Task statement: Copy out all lines where "JSON" appears.

Records shown:
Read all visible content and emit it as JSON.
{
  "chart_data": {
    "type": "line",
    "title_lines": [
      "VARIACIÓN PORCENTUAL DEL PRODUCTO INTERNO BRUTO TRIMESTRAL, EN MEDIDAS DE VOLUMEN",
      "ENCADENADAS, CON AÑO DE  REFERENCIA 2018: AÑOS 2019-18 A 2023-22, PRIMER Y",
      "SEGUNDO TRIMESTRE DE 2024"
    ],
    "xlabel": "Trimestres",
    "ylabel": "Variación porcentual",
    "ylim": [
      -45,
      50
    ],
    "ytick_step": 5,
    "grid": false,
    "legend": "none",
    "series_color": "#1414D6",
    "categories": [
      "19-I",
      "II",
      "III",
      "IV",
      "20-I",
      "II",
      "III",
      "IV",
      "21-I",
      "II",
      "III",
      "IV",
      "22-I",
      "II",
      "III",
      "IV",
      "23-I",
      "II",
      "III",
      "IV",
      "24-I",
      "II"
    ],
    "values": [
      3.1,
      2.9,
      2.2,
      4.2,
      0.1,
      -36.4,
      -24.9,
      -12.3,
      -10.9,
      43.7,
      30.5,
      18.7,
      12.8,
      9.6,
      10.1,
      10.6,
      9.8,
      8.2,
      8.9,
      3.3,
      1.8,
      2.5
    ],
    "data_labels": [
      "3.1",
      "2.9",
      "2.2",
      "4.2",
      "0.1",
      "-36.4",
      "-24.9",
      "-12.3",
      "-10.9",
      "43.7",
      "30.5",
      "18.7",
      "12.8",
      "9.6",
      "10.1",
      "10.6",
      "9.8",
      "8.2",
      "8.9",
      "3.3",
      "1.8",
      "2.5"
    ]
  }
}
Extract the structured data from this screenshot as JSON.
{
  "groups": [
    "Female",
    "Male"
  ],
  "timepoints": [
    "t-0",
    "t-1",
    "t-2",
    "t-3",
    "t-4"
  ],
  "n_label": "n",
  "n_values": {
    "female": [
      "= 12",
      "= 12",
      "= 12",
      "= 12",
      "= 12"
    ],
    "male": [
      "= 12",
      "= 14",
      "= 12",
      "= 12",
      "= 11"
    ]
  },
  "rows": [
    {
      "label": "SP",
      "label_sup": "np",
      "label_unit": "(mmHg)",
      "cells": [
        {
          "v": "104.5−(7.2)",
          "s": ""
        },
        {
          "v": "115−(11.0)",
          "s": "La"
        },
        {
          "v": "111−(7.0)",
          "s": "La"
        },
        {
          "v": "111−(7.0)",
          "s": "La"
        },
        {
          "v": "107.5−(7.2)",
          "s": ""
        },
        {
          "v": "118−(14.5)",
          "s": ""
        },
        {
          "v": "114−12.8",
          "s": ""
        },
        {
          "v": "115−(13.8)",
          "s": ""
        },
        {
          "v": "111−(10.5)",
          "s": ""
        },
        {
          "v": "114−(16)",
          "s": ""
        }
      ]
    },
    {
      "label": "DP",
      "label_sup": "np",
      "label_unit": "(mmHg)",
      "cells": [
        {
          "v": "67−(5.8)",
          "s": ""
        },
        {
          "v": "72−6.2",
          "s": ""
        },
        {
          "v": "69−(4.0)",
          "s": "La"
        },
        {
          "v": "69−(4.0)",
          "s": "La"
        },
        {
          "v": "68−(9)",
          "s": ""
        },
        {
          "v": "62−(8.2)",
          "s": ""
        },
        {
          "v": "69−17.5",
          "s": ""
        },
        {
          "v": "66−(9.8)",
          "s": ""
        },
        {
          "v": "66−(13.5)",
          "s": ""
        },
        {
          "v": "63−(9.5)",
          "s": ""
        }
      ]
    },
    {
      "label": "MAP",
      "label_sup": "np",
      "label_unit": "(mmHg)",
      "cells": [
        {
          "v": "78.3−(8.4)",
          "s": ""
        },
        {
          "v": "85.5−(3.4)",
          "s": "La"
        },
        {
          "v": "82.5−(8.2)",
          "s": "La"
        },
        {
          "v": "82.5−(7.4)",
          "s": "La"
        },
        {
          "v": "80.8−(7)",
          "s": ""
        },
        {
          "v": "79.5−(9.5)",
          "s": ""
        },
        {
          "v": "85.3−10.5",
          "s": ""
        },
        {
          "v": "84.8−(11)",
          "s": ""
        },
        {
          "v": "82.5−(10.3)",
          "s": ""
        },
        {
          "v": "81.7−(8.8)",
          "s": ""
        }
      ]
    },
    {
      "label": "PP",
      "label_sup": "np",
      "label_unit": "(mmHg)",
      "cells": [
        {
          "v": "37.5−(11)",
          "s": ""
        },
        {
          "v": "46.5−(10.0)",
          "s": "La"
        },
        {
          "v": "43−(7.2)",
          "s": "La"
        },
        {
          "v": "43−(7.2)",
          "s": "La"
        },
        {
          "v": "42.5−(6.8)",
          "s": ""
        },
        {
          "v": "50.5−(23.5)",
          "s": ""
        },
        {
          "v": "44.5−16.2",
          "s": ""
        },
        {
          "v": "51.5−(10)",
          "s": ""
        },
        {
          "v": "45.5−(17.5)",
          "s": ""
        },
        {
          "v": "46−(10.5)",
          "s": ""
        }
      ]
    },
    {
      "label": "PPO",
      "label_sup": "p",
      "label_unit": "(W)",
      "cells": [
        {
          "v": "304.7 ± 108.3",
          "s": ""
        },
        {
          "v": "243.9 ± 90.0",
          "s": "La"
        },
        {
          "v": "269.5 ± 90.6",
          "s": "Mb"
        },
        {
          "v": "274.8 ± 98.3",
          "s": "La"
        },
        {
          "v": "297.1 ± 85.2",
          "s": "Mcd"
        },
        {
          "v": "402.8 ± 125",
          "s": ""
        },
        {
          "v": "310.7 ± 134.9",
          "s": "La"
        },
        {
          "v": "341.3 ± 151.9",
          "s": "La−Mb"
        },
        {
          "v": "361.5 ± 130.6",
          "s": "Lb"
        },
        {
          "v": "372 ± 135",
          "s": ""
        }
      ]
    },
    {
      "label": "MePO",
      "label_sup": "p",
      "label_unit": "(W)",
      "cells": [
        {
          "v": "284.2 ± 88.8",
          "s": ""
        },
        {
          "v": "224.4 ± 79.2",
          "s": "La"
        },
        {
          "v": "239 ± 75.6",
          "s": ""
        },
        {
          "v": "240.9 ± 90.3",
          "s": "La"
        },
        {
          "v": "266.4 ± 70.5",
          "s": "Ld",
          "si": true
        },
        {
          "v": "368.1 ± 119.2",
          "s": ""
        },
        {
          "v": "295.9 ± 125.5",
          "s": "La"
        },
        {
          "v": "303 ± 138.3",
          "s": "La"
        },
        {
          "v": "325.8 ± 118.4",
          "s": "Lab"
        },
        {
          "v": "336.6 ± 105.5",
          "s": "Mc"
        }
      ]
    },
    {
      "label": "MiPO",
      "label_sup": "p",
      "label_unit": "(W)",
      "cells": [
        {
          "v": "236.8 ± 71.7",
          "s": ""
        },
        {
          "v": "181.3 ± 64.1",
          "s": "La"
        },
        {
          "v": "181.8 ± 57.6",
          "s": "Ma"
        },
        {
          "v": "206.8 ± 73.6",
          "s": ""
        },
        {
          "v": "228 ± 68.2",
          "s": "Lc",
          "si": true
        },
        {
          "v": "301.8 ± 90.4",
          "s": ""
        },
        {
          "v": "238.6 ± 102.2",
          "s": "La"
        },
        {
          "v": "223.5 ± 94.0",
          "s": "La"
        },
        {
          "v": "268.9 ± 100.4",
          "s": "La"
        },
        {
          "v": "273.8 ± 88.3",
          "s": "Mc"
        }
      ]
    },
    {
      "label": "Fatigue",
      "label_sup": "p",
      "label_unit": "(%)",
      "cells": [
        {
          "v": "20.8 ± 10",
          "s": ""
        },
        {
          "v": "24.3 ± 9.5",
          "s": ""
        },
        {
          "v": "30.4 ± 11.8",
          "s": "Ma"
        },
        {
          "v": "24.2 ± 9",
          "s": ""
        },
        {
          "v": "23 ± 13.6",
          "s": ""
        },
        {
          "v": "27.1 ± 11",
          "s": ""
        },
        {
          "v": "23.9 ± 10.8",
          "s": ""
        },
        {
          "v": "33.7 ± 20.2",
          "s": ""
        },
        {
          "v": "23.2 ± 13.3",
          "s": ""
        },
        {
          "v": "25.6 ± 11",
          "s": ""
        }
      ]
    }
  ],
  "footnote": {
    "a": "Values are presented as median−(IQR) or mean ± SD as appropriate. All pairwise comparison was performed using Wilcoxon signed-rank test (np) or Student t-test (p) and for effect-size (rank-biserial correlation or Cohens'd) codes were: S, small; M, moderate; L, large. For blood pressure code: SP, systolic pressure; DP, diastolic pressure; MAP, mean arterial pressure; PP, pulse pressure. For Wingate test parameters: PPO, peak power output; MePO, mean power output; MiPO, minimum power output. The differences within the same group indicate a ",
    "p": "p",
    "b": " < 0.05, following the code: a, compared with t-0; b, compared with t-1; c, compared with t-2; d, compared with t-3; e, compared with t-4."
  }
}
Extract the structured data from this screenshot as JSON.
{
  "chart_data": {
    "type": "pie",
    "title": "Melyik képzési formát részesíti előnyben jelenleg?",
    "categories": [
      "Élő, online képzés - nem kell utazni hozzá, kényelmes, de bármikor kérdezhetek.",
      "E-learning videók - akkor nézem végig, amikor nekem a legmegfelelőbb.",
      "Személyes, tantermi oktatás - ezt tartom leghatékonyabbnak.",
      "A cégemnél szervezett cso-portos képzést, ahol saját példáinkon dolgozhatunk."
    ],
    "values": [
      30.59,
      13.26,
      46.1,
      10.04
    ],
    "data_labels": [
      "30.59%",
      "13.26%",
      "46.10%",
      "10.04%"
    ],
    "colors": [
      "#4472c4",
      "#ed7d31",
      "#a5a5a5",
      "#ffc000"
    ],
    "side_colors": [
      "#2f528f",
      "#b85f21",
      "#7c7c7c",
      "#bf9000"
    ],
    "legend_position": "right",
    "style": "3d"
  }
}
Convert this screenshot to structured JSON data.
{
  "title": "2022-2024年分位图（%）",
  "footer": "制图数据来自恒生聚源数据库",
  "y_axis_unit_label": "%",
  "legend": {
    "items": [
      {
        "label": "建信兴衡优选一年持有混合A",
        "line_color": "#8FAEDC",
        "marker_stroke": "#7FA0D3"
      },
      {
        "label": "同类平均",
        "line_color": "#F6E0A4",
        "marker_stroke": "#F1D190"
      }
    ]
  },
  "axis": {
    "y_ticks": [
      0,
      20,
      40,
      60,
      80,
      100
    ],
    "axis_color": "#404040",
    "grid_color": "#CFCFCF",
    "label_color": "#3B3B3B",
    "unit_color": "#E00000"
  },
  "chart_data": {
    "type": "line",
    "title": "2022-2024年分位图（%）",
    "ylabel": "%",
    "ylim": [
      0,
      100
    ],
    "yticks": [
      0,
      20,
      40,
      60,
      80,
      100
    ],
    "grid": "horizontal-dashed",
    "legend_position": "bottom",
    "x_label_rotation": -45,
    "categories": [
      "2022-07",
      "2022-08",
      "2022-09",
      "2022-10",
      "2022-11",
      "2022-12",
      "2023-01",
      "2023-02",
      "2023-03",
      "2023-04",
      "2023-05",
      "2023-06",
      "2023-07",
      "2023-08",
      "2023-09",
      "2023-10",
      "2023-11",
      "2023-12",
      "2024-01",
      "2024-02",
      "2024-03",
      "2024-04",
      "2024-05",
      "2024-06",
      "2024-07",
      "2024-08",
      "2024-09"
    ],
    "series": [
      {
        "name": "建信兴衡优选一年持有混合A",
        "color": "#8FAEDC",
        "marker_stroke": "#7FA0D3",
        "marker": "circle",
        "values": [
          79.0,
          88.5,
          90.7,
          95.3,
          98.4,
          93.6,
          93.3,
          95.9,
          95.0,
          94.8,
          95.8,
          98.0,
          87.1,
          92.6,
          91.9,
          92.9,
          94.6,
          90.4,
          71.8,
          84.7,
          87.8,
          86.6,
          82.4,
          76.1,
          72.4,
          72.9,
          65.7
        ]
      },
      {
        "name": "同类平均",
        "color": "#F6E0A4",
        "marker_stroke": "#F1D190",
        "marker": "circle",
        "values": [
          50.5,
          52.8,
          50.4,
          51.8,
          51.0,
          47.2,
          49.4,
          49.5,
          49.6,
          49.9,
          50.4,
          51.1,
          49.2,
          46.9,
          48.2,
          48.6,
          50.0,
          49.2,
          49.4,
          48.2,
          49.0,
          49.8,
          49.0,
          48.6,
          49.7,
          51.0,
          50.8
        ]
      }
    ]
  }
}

Exercise response:
Read all visible content and emit it as JSON.
Extract the structured data from this screenshot as JSON.
Extract the structured data from this screenshot as JSON.
Convert this screenshot to structured JSON data.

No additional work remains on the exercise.